## Aim of the exercise
Every record below should be printed exactly as it appears.

## Stored records
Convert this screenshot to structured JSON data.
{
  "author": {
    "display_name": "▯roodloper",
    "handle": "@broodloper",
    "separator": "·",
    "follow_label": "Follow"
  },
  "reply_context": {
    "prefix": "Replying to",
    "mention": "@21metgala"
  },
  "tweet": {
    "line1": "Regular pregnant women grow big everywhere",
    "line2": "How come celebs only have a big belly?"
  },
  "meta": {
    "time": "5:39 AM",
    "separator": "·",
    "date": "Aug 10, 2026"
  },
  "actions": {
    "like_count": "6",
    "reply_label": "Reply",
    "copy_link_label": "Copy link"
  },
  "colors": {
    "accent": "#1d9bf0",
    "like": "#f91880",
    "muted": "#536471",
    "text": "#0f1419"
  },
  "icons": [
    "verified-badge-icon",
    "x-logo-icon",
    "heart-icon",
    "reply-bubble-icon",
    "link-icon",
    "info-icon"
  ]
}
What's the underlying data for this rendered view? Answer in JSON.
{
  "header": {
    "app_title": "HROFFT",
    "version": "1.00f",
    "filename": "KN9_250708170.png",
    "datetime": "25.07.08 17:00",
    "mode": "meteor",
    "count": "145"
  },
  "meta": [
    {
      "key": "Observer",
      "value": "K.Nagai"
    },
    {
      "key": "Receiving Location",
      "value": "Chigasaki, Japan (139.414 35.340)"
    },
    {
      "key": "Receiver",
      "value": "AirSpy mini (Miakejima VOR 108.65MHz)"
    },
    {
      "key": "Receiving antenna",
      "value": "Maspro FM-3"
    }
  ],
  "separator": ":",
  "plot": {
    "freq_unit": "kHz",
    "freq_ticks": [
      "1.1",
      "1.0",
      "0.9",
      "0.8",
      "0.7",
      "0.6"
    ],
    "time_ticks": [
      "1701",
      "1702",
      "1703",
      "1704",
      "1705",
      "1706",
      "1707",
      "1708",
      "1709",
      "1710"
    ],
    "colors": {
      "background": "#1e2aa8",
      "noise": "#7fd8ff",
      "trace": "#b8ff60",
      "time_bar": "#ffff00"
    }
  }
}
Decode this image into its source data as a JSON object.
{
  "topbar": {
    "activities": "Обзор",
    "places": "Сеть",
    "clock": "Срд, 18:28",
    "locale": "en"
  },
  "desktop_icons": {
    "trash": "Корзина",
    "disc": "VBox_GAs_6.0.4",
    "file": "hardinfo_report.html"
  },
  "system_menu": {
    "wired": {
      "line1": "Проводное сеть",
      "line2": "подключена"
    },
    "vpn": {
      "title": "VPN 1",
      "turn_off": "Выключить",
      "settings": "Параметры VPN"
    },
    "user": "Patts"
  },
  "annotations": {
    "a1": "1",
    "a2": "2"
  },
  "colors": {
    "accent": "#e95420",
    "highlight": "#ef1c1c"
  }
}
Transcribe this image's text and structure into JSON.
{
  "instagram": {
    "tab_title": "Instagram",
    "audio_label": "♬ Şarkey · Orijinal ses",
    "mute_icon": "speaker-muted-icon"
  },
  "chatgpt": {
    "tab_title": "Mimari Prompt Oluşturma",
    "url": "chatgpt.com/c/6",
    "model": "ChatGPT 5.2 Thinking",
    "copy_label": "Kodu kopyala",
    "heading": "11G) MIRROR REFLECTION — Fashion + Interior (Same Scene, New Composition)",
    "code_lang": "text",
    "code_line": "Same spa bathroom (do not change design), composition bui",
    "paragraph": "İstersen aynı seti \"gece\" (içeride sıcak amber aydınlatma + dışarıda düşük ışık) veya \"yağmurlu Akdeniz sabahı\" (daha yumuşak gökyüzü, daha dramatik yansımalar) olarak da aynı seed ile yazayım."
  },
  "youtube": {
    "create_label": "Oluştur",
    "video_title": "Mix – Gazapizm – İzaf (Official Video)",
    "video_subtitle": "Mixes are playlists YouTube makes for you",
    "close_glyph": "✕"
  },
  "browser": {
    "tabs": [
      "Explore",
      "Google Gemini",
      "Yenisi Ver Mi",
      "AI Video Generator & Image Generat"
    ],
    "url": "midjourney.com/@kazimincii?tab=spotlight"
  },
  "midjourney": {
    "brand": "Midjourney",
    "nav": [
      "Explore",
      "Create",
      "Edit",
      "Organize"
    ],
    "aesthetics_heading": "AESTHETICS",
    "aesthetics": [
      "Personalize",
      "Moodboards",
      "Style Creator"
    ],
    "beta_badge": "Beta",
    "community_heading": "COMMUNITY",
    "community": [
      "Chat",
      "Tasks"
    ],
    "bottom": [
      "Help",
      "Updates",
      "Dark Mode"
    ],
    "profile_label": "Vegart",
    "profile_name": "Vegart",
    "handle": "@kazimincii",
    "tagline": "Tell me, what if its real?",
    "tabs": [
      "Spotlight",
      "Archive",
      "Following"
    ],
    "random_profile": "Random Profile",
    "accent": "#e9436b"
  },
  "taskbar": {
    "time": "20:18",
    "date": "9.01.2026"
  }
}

## Problem solution
Convert this screenshot to structured JSON data.
{
  "author": {
    "display_name": "▯roodloper",
    "handle": "@broodloper",
    "separator": "·",
    "follow_label": "Follow"
  },
  "reply_context": {
    "prefix": "Replying to",
    "mention": "@21metgala"
  },
  "tweet": {
    "line1": "Regular pregnant women grow big everywhere",
    "line2": "How come celebs only have a big belly?"
  },
  "meta": {
    "time": "5:39 AM",
    "separator": "·",
    "date": "Aug 10, 2026"
  },
  "actions": {
    "like_count": "6",
    "reply_label": "Reply",
    "copy_link_label": "Copy link"
  },
  "colors": {
    "accent": "#1d9bf0",
    "like": "#f91880",
    "muted": "#536471",
    "text": "#0f1419"
  },
  "icons": [
    "verified-badge-icon",
    "x-logo-icon",
    "heart-icon",
    "reply-bubble-icon",
    "link-icon",
    "info-icon"
  ]
}
What's the underlying data for this rendered view? Answer in JSON.
{
  "header": {
    "app_title": "HROFFT",
    "version": "1.00f",
    "filename": "KN9_250708170.png",
    "datetime": "25.07.08 17:00",
    "mode": "meteor",
    "count": "145"
  },
  "meta": [
    {
      "key": "Observer",
      "value": "K.Nagai"
    },
    {
      "key": "Receiving Location",
      "value": "Chigasaki, Japan (139.414 35.340)"
    },
    {
      "key": "Receiver",
      "value": "AirSpy mini (Miakejima VOR 108.65MHz)"
    },
    {
      "key": "Receiving antenna",
      "value": "Maspro FM-3"
    }
  ],
  "separator": ":",
  "plot": {
    "freq_unit": "kHz",
    "freq_ticks": [
      "1.1",
      "1.0",
      "0.9",
      "0.8",
      "0.7",
      "0.6"
    ],
    "time_ticks": [
      "1701",
      "1702",
      "1703",
      "1704",
      "1705",
      "1706",
      "1707",
      "1708",
      "1709",
      "1710"
    ],
    "colors": {
      "background": "#1e2aa8",
      "noise": "#7fd8ff",
      "trace": "#b8ff60",
      "time_bar": "#ffff00"
    }
  }
}
Decode this image into its source data as a JSON object.
{
  "topbar": {
    "activities": "Обзор",
    "places": "Сеть",
    "clock": "Срд, 18:28",
    "locale": "en"
  },
  "desktop_icons": {
    "trash": "Корзина",
    "disc": "VBox_GAs_6.0.4",
    "file": "hardinfo_report.html"
  },
  "system_menu": {
    "wired": {
      "line1": "Проводное сеть",
      "line2": "подключена"
    },
    "vpn": {
      "title": "VPN 1",
      "turn_off": "Выключить",
      "settings": "Параметры VPN"
    },
    "user": "Patts"
  },
  "annotations": {
    "a1": "1",
    "a2": "2"
  },
  "colors": {
    "accent": "#e95420",
    "highlight": "#ef1c1c"
  }
}
Transcribe this image's text and structure into JSON.
{
  "instagram": {
    "tab_title": "Instagram",
    "audio_label": "♬ Şarkey · Orijinal ses",
    "mute_icon": "speaker-muted-icon"
  },
  "chatgpt": {
    "tab_title": "Mimari Prompt Oluşturma",
    "url": "chatgpt.com/c/6",
    "model": "ChatGPT 5.2 Thinking",
    "copy_label": "Kodu kopyala",
    "heading": "11G) MIRROR REFLECTION — Fashion + Interior (Same Scene, New Composition)",
    "code_lang": "text",
    "code_line": "Same spa bathroom (do not change design), composition bui",
    "paragraph": "İstersen aynı seti \"gece\" (içeride sıcak amber aydınlatma + dışarıda düşük ışık) veya \"yağmurlu Akdeniz sabahı\" (daha yumuşak gökyüzü, daha dramatik yansımalar) olarak da aynı seed ile yazayım."
  },
  "youtube": {
    "create_label": "Oluştur",
    "video_title": "Mix – Gazapizm – İzaf (Official Video)",
    "video_subtitle": "Mixes are playlists YouTube makes for you",
    "close_glyph": "✕"
  },
  "browser": {
    "tabs": [
      "Explore",
      "Google Gemini",
      "Yenisi Ver Mi",
      "AI Video Generator & Image Generat"
    ],
    "url": "midjourney.com/@kazimincii?tab=spotlight"
  },
  "midjourney": {
    "brand": "Midjourney",
    "nav": [
      "Explore",
      "Create",
      "Edit",
      "Organize"
    ],
    "aesthetics_heading": "AESTHETICS",
    "aesthetics": [
      "Personalize",
      "Moodboards",
      "Style Creator"
    ],
    "beta_badge": "Beta",
    "community_heading": "COMMUNITY",
    "community": [
      "Chat",
      "Tasks"
    ],
    "bottom": [
      "Help",
      "Updates",
      "Dark Mode"
    ],
    "profile_label": "Vegart",
    "profile_name": "Vegart",
    "handle": "@kazimincii",
    "tagline": "Tell me, what if its real?",
    "tabs": [
      "Spotlight",
      "Archive",
      "Following"
    ],
    "random_profile": "Random Profile",
    "accent": "#e9436b"
  },
  "taskbar": {
    "time": "20:18",
    "date": "9.01.2026"
  }
}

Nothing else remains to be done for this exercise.